▸ **Given instruction**
Print every record below exactly as written.

▸ **Record excerpts**
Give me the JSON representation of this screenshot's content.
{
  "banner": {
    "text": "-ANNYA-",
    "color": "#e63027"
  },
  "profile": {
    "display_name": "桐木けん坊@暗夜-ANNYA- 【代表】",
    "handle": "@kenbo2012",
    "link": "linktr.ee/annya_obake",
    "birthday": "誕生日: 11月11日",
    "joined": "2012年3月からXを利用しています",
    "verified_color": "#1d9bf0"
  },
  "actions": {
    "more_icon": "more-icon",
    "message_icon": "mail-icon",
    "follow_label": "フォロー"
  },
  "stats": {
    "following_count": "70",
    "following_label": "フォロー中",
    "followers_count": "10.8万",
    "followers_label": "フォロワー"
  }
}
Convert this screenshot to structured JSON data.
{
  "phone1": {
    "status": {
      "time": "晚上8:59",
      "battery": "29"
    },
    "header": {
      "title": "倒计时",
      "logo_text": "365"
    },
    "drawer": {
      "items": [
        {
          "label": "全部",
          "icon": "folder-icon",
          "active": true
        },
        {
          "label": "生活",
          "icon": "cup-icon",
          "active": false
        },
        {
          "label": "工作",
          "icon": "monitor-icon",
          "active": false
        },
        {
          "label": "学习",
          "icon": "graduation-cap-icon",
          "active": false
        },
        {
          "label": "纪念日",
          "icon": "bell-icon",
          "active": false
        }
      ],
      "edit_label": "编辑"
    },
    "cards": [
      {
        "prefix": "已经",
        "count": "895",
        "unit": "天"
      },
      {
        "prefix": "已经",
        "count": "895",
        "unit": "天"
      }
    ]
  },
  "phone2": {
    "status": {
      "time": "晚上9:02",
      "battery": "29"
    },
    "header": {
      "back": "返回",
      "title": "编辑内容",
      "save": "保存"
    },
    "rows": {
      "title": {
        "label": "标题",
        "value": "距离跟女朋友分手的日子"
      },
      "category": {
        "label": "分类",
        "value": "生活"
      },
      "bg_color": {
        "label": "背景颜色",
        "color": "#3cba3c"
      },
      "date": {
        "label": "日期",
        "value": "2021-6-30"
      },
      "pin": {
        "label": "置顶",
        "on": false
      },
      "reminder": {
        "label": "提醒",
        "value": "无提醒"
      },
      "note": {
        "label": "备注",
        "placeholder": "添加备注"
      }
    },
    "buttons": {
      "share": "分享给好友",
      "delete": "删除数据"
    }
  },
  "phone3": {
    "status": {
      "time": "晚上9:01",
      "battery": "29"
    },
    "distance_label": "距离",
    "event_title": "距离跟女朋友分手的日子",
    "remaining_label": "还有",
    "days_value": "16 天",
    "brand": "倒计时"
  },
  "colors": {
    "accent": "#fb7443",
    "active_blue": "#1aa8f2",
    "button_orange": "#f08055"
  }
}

▸ **Expected output**
Give me the JSON representation of this screenshot's content.
{
  "banner": {
    "text": "-ANNYA-",
    "color": "#e63027"
  },
  "profile": {
    "display_name": "桐木けん坊@暗夜-ANNYA- 【代表】",
    "handle": "@kenbo2012",
    "link": "linktr.ee/annya_obake",
    "birthday": "誕生日: 11月11日",
    "joined": "2012年3月からXを利用しています",
    "verified_color": "#1d9bf0"
  },
  "actions": {
    "more_icon": "more-icon",
    "message_icon": "mail-icon",
    "follow_label": "フォロー"
  },
  "stats": {
    "following_count": "70",
    "following_label": "フォロー中",
    "followers_count": "10.8万",
    "followers_label": "フォロワー"
  }
}
Convert this screenshot to structured JSON data.
{
  "phone1": {
    "status": {
      "time": "晚上8:59",
      "battery": "29"
    },
    "header": {
      "title": "倒计时",
      "logo_text": "365"
    },
    "drawer": {
      "items": [
        {
          "label": "全部",
          "icon": "folder-icon",
          "active": true
        },
        {
          "label": "生活",
          "icon": "cup-icon",
          "active": false
        },
        {
          "label": "工作",
          "icon": "monitor-icon",
          "active": false
        },
        {
          "label": "学习",
          "icon": "graduation-cap-icon",
          "active": false
        },
        {
          "label": "纪念日",
          "icon": "bell-icon",
          "active": false
        }
      ],
      "edit_label": "编辑"
    },
    "cards": [
      {
        "prefix": "已经",
        "count": "895",
        "unit": "天"
      },
      {
        "prefix": "已经",
        "count": "895",
        "unit": "天"
      }
    ]
  },
  "phone2": {
    "status": {
      "time": "晚上9:02",
      "battery": "29"
    },
    "header": {
      "back": "返回",
      "title": "编辑内容",
      "save": "保存"
    },
    "rows": {
      "title": {
        "label": "标题",
        "value": "距离跟女朋友分手的日子"
      },
      "category": {
        "label": "分类",
        "value": "生活"
      },
      "bg_color": {
        "label": "背景颜色",
        "color": "#3cba3c"
      },
      "date": {
        "label": "日期",
        "value": "2021-6-30"
      },
      "pin": {
        "label": "置顶",
        "on": false
      },
      "reminder": {
        "label": "提醒",
        "value": "无提醒"
      },
      "note": {
        "label": "备注",
        "placeholder": "添加备注"
      }
    },
    "buttons": {
      "share": "分享给好友",
      "delete": "删除数据"
    }
  },
  "phone3": {
    "status": {
      "time": "晚上9:01",
      "battery": "29"
    },
    "distance_label": "距离",
    "event_title": "距离跟女朋友分手的日子",
    "remaining_label": "还有",
    "days_value": "16 天",
    "brand": "倒计时"
  },
  "colors": {
    "accent": "#fb7443",
    "active_blue": "#1aa8f2",
    "button_orange": "#f08055"
  }
}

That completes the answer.